======== Working data

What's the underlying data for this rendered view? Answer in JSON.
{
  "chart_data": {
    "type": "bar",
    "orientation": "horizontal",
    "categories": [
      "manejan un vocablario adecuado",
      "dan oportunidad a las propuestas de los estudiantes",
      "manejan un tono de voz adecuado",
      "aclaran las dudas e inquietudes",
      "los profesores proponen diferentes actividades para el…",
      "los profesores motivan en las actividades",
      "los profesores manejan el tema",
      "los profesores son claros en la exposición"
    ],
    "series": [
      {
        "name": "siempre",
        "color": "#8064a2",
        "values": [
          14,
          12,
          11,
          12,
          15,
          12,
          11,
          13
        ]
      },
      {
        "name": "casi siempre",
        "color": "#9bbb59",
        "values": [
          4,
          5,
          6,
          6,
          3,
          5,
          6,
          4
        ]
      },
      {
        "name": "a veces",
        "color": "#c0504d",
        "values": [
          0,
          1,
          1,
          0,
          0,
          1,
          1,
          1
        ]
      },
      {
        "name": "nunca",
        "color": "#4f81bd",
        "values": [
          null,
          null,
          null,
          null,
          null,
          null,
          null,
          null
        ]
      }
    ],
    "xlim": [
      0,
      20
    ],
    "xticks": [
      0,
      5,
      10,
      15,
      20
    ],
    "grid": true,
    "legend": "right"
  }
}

================
======== Working data

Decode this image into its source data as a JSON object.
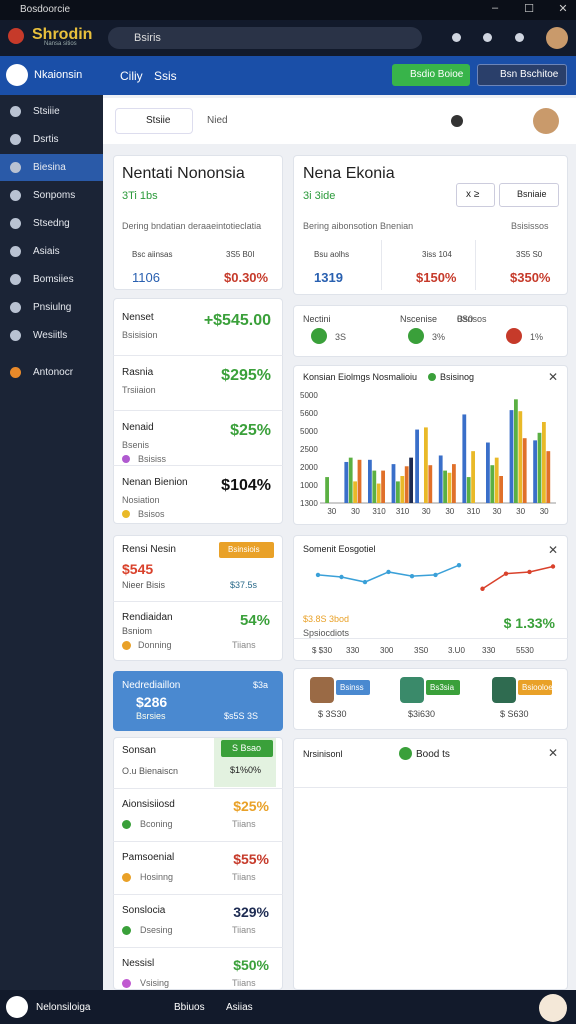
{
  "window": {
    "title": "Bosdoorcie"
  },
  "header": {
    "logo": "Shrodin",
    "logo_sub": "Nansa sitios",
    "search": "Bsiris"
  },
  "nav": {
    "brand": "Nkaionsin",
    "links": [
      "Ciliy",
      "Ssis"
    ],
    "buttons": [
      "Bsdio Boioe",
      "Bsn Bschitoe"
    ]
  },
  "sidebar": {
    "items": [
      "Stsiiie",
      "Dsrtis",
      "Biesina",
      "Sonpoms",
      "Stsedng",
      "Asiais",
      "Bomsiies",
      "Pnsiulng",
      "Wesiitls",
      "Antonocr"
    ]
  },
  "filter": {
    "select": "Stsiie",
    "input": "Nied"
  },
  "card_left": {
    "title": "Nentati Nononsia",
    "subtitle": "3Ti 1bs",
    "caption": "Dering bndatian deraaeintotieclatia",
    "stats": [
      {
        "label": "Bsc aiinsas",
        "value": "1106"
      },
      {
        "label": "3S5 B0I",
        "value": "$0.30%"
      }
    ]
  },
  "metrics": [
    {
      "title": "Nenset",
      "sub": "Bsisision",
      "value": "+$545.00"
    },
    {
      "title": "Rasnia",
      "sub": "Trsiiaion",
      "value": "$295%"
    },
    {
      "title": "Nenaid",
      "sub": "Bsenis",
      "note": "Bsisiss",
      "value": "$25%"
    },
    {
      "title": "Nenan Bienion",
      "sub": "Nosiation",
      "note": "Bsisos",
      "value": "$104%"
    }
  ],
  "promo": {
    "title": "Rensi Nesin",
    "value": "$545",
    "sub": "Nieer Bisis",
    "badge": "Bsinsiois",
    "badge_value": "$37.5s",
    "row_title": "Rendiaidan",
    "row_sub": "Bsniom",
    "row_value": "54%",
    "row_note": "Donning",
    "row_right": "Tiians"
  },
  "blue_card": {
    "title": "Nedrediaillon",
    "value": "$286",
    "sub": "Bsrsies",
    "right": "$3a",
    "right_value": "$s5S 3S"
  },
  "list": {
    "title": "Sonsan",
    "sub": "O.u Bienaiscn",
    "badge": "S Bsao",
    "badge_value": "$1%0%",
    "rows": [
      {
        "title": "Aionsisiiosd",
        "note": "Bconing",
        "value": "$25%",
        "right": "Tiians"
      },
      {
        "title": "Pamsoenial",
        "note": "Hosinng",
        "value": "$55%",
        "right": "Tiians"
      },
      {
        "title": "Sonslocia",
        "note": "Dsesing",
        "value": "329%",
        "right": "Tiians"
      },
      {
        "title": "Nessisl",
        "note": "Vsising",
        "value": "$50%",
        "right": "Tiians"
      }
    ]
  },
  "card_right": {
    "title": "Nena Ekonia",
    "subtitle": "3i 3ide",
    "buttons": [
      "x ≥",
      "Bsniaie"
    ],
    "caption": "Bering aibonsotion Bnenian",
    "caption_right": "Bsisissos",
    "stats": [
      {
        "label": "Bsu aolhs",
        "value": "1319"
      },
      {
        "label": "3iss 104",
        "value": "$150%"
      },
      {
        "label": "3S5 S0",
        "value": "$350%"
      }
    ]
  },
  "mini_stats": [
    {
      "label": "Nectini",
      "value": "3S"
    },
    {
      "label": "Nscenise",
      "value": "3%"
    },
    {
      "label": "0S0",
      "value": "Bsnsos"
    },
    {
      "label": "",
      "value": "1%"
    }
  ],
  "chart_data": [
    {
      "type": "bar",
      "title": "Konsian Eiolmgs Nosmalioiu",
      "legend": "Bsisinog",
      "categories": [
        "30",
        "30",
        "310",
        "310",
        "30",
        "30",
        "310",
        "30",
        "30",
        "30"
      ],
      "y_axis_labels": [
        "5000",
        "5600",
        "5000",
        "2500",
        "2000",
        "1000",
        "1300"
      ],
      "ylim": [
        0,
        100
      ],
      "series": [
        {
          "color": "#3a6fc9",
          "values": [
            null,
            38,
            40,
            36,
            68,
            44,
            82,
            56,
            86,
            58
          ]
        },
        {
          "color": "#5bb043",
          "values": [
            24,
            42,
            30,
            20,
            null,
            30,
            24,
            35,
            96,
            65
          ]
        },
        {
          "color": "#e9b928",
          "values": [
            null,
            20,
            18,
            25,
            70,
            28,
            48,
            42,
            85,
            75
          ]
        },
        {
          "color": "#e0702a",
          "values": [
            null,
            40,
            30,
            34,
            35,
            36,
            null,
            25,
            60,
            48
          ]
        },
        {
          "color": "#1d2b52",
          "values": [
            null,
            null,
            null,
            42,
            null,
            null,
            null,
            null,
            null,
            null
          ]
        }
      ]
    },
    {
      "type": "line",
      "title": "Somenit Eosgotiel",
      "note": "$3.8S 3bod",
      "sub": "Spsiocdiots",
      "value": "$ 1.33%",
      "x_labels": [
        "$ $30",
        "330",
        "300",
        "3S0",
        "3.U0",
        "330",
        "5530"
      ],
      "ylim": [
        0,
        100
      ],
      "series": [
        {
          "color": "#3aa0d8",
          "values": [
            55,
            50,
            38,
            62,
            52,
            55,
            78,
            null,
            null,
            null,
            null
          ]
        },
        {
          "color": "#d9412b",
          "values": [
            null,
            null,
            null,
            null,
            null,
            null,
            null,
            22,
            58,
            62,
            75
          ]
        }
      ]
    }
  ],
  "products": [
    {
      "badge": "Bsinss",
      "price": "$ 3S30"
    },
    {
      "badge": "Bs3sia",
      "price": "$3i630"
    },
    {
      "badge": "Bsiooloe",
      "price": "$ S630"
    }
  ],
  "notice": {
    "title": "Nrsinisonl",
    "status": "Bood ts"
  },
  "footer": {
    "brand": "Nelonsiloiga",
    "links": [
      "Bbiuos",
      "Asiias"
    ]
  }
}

================

Report how many lines of the preceding records include "JSON". Output the number only.

2